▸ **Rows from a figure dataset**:
########################################
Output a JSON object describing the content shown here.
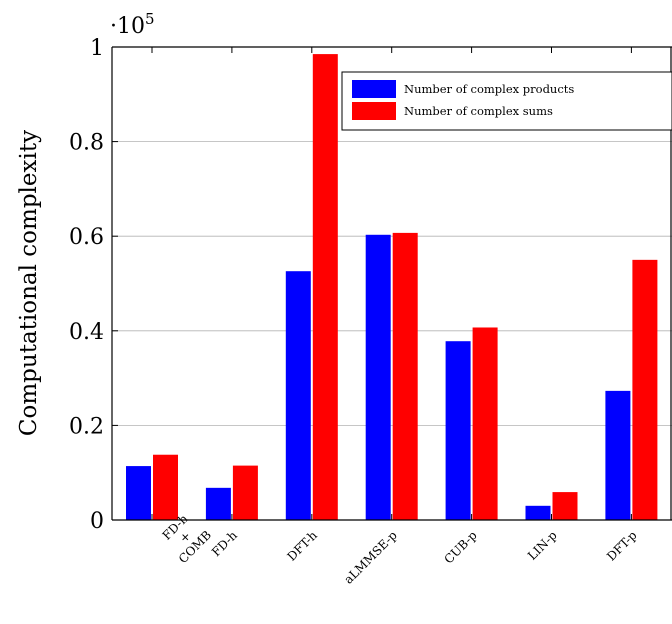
{
  "chart_data": {
    "type": "bar",
    "title": "",
    "xlabel": "",
    "ylabel": "Computational complexity",
    "y_scale_label": "·10",
    "y_scale_exponent": "5",
    "ylim": [
      0,
      1
    ],
    "yticks": [
      {
        "value": 0,
        "label": "0"
      },
      {
        "value": 0.2,
        "label": "0.2"
      },
      {
        "value": 0.4,
        "label": "0.4"
      },
      {
        "value": 0.6,
        "label": "0.6"
      },
      {
        "value": 0.8,
        "label": "0.8"
      },
      {
        "value": 1,
        "label": "1"
      }
    ],
    "grid": "horizontal",
    "legend_position": "top-right",
    "categories": [
      [
        "FD-h",
        "+",
        "COMB"
      ],
      [
        "FD-h"
      ],
      [
        "DFT-h"
      ],
      [
        "aLMMSE-p"
      ],
      [
        "CUB-p"
      ],
      [
        "LIN-p"
      ],
      [
        "DFT-p"
      ]
    ],
    "series": [
      {
        "name": "Number of complex products",
        "color": "#0000ff",
        "values": [
          0.114,
          0.068,
          0.526,
          0.603,
          0.378,
          0.03,
          0.273
        ]
      },
      {
        "name": "Number of complex sums",
        "color": "#ff0000",
        "values": [
          0.138,
          0.115,
          0.985,
          0.607,
          0.407,
          0.059,
          0.55
        ]
      }
    ]
  }
}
########################################
▸ **Required work**: Generate a word-for-word copy of the preceding records, excluding all pictures.

▸ **Answer to this task**:
Output a JSON object describing the content shown here.
{
  "chart_data": {
    "type": "bar",
    "title": "",
    "xlabel": "",
    "ylabel": "Computational complexity",
    "y_scale_label": "·10",
    "y_scale_exponent": "5",
    "ylim": [
      0,
      1
    ],
    "yticks": [
      {
        "value": 0,
        "label": "0"
      },
      {
        "value": 0.2,
        "label": "0.2"
      },
      {
        "value": 0.4,
        "label": "0.4"
      },
      {
        "value": 0.6,
        "label": "0.6"
      },
      {
        "value": 0.8,
        "label": "0.8"
      },
      {
        "value": 1,
        "label": "1"
      }
    ],
    "grid": "horizontal",
    "legend_position": "top-right",
    "categories": [
      [
        "FD-h",
        "+",
        "COMB"
      ],
      [
        "FD-h"
      ],
      [
        "DFT-h"
      ],
      [
        "aLMMSE-p"
      ],
      [
        "CUB-p"
      ],
      [
        "LIN-p"
      ],
      [
        "DFT-p"
      ]
    ],
    "series": [
      {
        "name": "Number of complex products",
        "color": "#0000ff",
        "values": [
          0.114,
          0.068,
          0.526,
          0.603,
          0.378,
          0.03,
          0.273
        ]
      },
      {
        "name": "Number of complex sums",
        "color": "#ff0000",
        "values": [
          0.138,
          0.115,
          0.985,
          0.607,
          0.407,
          0.059,
          0.55
        ]
      }
    ]
  }
}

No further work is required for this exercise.